WRITTEN REQUEST :: Copy each line containing the word "Rahmen" from the records that follow, please.

[Extracts from a graphics dataset]

· · · ·

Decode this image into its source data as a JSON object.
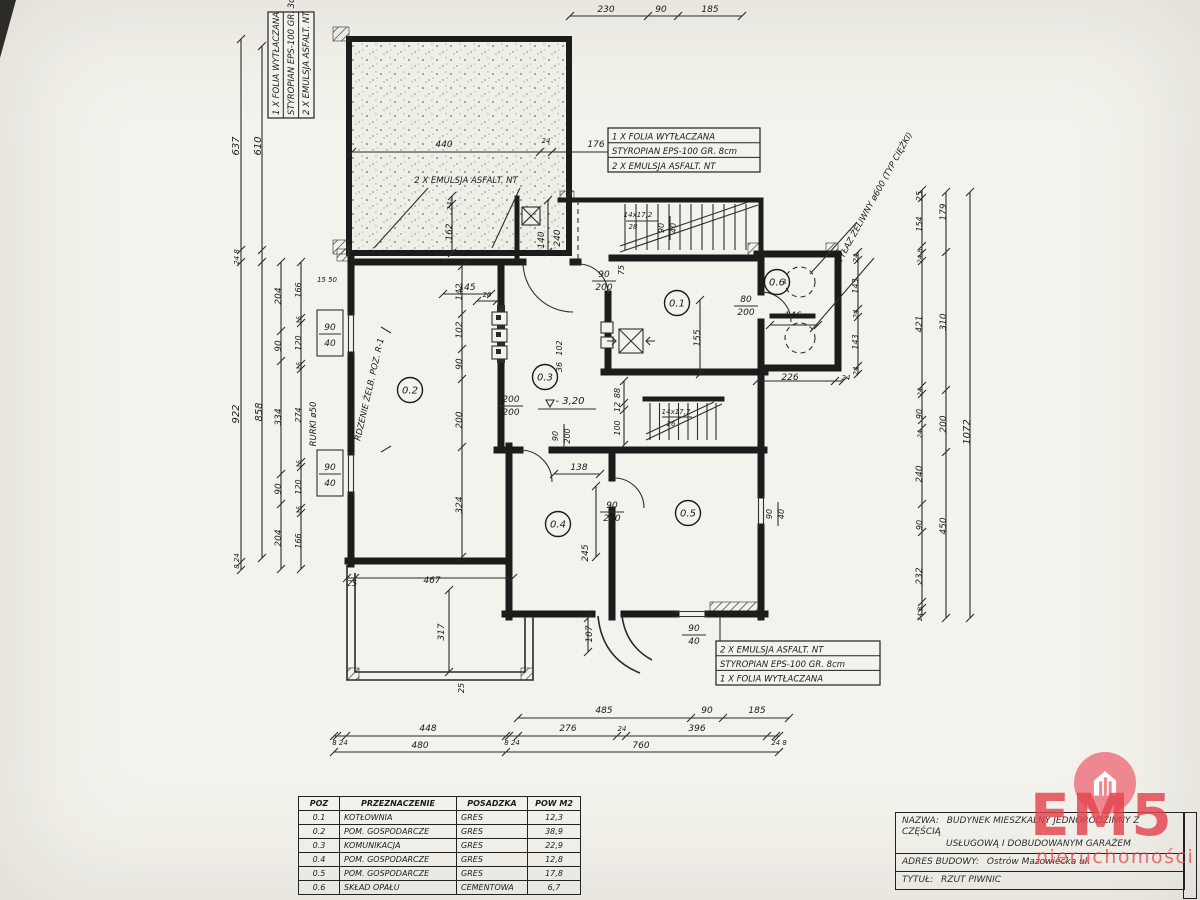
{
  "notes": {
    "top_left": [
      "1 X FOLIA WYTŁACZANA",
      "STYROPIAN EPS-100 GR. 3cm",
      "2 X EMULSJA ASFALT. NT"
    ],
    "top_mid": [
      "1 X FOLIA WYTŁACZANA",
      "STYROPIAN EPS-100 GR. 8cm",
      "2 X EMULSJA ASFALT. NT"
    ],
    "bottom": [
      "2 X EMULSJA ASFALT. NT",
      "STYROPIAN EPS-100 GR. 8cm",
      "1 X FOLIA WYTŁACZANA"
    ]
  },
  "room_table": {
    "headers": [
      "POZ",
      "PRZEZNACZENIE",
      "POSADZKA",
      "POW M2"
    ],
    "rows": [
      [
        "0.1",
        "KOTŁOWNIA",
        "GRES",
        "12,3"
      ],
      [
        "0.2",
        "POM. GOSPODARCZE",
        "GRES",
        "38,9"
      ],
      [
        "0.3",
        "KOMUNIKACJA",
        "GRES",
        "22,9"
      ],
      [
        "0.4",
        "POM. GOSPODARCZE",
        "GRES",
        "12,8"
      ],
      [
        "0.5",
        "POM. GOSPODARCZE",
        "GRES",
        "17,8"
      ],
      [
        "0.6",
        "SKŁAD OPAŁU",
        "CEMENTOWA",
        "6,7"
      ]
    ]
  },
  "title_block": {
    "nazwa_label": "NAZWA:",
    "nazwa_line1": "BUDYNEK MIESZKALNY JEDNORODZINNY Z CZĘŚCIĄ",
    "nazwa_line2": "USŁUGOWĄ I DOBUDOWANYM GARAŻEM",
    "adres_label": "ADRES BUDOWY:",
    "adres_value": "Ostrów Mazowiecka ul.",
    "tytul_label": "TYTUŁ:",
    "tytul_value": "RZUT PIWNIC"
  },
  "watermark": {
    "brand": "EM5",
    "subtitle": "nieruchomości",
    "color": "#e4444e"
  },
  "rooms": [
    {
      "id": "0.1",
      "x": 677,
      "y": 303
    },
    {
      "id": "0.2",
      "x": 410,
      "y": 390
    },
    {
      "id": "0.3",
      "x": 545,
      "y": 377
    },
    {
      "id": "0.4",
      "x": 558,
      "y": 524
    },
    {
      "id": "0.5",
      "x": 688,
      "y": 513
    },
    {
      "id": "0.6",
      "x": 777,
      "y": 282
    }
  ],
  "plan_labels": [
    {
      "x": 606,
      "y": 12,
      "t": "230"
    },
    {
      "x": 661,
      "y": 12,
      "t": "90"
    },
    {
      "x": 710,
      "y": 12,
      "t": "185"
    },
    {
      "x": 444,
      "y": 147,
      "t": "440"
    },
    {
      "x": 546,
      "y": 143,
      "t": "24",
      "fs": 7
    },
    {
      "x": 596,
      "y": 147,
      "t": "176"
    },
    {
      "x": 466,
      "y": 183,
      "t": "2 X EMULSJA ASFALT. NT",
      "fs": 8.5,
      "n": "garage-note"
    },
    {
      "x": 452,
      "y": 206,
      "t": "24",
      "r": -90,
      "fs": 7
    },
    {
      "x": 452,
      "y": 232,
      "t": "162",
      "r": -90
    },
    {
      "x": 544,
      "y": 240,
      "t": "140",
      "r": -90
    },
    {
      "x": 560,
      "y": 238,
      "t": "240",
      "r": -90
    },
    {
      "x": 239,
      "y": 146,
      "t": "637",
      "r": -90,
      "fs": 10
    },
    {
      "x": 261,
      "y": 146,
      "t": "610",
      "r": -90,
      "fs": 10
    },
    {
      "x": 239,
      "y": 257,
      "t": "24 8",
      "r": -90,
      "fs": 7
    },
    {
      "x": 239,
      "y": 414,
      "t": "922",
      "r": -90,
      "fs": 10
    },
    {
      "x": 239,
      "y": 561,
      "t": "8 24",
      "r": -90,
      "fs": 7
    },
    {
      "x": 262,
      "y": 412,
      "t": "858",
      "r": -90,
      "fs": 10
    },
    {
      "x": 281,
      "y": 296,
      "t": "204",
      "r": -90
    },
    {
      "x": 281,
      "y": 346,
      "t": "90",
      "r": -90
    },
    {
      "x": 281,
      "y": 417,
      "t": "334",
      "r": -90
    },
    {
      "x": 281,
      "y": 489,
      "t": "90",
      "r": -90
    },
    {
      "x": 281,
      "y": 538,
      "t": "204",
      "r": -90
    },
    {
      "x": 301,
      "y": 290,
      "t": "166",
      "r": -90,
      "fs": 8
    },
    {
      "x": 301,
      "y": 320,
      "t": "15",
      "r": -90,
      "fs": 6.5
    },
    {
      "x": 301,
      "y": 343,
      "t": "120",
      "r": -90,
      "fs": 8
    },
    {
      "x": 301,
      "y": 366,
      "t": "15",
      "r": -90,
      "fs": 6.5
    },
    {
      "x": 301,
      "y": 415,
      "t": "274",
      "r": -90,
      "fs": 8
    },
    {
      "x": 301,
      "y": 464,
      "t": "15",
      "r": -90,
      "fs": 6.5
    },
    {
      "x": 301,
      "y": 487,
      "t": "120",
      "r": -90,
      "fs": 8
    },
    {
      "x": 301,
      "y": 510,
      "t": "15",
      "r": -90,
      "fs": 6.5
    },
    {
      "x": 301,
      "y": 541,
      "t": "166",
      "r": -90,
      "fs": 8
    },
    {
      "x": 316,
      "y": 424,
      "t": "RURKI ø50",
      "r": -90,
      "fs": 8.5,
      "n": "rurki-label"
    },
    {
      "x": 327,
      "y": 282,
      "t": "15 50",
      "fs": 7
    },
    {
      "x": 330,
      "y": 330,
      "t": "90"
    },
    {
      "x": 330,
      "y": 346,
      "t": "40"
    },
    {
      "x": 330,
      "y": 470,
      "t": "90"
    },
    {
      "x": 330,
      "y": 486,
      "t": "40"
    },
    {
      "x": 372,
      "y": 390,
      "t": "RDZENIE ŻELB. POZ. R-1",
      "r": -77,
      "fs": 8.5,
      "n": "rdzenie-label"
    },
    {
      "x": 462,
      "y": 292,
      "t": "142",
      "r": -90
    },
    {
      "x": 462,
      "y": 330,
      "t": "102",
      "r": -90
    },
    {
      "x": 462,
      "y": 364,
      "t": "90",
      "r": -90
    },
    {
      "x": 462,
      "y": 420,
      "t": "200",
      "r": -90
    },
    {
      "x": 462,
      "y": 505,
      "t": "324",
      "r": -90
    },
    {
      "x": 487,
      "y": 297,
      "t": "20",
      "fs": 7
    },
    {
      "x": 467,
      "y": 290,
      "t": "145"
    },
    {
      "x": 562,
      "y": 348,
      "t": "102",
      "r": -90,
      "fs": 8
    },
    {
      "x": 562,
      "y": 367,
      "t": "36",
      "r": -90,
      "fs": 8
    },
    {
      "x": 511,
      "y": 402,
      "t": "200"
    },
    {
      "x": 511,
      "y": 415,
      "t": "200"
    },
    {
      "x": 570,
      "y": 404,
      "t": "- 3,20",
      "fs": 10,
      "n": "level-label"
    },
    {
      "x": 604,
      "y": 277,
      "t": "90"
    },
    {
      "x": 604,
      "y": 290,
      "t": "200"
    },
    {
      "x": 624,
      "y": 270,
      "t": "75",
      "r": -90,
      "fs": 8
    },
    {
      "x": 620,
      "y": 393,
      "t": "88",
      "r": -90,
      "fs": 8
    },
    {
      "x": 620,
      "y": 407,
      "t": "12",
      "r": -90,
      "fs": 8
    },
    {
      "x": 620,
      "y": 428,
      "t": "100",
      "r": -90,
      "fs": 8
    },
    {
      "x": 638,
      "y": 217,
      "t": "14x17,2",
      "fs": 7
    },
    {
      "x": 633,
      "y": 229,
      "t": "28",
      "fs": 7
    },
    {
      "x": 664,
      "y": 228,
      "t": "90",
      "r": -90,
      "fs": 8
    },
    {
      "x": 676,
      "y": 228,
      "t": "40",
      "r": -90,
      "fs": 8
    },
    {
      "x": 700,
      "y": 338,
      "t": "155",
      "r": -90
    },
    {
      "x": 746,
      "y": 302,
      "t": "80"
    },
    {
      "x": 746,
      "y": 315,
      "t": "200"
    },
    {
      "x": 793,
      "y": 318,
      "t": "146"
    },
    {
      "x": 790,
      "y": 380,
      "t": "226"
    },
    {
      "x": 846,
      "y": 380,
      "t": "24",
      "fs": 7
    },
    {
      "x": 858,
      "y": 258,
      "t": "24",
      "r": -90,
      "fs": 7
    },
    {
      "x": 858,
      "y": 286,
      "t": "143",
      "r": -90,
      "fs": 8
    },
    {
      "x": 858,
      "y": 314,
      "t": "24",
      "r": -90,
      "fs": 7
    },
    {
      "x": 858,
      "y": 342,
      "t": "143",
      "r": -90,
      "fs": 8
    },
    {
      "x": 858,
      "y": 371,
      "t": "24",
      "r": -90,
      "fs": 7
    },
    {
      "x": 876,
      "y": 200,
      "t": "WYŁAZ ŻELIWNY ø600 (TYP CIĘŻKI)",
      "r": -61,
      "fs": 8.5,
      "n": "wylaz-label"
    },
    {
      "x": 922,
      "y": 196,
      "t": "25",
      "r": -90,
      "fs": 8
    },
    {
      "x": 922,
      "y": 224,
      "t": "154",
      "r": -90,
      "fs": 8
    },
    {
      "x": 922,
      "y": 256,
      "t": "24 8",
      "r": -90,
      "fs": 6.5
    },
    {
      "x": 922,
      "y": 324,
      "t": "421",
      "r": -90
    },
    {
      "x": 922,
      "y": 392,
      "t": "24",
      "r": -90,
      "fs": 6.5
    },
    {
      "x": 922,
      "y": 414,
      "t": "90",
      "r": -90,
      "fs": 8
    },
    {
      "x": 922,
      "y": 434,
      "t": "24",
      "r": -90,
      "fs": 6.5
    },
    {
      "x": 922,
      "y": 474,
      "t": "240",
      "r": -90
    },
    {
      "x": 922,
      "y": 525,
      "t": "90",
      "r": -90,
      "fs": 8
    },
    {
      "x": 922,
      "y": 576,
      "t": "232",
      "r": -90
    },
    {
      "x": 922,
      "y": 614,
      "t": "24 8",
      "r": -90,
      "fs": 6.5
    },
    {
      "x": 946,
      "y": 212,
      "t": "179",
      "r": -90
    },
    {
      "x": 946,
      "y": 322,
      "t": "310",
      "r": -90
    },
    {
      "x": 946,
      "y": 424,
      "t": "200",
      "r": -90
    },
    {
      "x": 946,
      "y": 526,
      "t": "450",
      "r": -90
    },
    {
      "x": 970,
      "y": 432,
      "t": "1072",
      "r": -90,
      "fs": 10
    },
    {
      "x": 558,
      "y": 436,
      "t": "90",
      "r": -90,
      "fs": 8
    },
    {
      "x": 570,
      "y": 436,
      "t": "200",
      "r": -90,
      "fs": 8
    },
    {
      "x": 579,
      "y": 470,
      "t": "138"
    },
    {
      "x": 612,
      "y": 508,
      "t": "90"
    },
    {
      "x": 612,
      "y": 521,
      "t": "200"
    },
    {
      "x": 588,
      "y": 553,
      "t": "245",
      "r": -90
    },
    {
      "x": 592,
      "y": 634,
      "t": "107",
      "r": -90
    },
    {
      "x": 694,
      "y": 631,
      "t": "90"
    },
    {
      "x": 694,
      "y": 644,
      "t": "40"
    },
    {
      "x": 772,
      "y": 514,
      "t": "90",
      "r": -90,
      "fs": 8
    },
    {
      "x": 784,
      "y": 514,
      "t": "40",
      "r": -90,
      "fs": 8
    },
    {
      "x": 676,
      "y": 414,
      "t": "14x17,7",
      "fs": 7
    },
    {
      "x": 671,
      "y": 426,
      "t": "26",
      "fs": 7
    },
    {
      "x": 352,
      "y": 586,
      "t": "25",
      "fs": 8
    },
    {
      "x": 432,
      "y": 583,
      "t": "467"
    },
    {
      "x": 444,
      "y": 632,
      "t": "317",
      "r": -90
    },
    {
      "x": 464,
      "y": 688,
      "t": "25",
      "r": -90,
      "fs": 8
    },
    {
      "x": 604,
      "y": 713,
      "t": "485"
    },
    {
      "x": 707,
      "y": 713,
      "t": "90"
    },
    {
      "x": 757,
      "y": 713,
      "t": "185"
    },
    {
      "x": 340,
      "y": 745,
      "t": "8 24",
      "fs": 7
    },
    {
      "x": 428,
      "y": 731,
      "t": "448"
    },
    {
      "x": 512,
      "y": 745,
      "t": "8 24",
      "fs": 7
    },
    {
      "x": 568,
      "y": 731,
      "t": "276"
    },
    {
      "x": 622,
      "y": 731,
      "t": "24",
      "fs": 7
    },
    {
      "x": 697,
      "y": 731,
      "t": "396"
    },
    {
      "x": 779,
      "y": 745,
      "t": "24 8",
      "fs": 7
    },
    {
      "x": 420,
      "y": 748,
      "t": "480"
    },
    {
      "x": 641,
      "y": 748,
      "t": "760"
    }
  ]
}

· · · ·

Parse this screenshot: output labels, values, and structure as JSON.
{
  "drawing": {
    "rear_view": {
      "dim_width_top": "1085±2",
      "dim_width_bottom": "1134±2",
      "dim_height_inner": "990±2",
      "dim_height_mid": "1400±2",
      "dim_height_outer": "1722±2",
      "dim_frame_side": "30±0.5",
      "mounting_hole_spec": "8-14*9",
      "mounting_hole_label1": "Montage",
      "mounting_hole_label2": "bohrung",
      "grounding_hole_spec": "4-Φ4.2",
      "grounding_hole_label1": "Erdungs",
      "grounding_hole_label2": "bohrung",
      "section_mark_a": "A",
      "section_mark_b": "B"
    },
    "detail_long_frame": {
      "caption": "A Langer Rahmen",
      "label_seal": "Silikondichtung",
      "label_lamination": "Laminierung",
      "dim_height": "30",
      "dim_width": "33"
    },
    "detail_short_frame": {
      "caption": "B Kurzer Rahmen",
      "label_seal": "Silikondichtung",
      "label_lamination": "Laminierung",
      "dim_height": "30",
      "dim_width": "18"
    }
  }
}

· · · ·

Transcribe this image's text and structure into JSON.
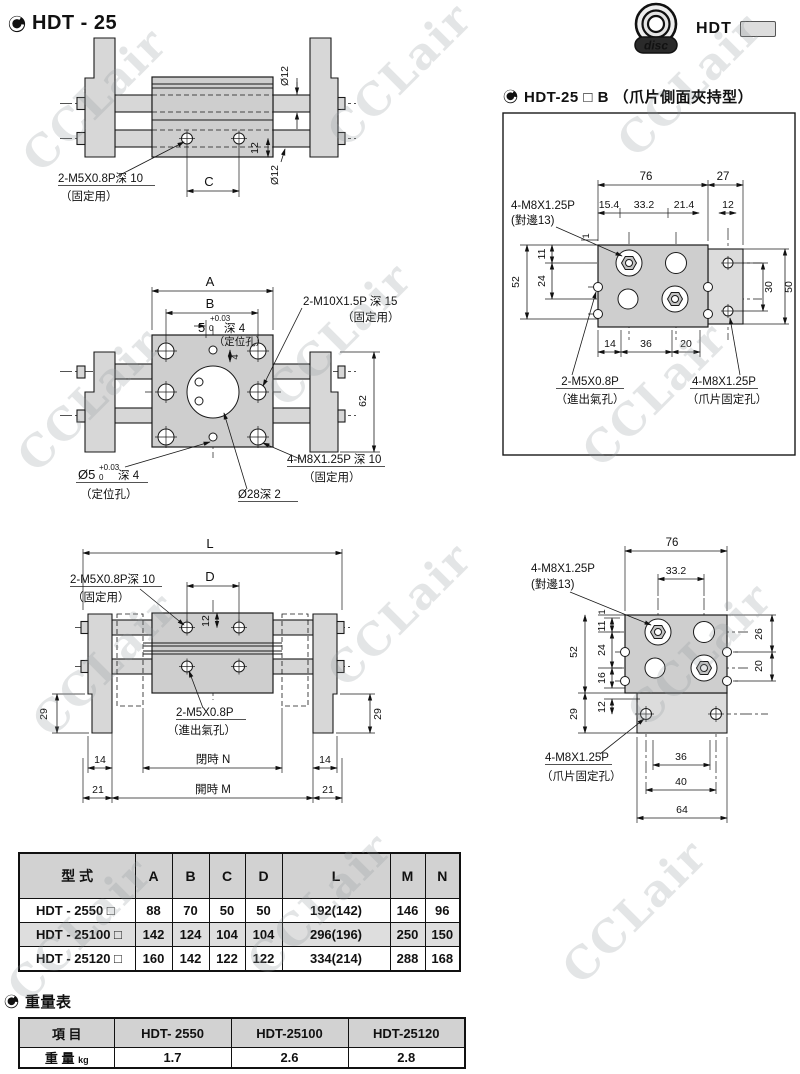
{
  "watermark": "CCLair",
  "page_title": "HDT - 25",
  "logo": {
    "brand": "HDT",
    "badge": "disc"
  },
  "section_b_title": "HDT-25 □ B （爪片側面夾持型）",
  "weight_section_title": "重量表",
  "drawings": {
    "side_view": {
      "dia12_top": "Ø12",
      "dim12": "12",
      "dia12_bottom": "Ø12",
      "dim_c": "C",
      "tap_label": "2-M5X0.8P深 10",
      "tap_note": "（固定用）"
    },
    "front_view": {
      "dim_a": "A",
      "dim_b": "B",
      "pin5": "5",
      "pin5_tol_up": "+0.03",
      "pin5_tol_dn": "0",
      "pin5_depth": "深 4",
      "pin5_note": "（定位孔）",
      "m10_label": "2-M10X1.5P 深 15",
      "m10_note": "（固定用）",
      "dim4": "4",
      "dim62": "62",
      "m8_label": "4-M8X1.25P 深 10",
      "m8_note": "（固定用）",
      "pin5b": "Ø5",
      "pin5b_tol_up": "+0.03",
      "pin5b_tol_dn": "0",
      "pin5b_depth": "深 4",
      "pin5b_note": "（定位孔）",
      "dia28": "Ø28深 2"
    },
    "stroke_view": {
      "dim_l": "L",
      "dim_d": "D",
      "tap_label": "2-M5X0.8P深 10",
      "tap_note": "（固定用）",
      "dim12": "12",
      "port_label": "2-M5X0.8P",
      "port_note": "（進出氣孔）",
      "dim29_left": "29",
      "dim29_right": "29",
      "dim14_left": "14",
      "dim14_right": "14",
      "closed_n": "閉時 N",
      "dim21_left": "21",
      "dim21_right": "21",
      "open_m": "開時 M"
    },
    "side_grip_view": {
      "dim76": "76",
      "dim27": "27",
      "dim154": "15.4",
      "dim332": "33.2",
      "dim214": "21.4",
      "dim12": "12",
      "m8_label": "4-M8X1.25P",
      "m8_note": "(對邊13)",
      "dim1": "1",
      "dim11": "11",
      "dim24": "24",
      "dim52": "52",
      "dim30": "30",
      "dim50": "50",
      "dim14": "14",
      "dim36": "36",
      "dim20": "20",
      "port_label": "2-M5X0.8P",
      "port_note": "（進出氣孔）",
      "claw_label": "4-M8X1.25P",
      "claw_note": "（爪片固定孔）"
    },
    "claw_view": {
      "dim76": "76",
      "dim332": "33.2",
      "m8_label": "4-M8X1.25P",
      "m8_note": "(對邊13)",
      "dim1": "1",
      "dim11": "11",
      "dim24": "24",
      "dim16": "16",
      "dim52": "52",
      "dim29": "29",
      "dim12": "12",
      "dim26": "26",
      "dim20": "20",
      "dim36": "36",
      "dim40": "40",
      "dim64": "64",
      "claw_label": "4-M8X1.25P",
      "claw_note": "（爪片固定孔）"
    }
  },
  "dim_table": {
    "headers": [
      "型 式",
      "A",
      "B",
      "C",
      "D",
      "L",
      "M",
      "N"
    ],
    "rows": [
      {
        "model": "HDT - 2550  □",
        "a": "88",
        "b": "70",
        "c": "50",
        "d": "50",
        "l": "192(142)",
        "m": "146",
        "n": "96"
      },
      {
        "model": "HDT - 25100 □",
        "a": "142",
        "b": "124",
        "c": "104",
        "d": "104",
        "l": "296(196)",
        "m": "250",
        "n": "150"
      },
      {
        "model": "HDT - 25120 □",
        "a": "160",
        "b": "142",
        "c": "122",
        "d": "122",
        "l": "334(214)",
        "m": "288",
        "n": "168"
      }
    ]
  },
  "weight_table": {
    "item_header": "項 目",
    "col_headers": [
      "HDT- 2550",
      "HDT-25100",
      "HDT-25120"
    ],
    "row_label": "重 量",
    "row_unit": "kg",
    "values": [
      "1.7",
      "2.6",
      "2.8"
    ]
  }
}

· · · ·

TASK RESULT ::
      "caption": "A Langer Rahmen",
      "caption": "B Kurzer Rahmen",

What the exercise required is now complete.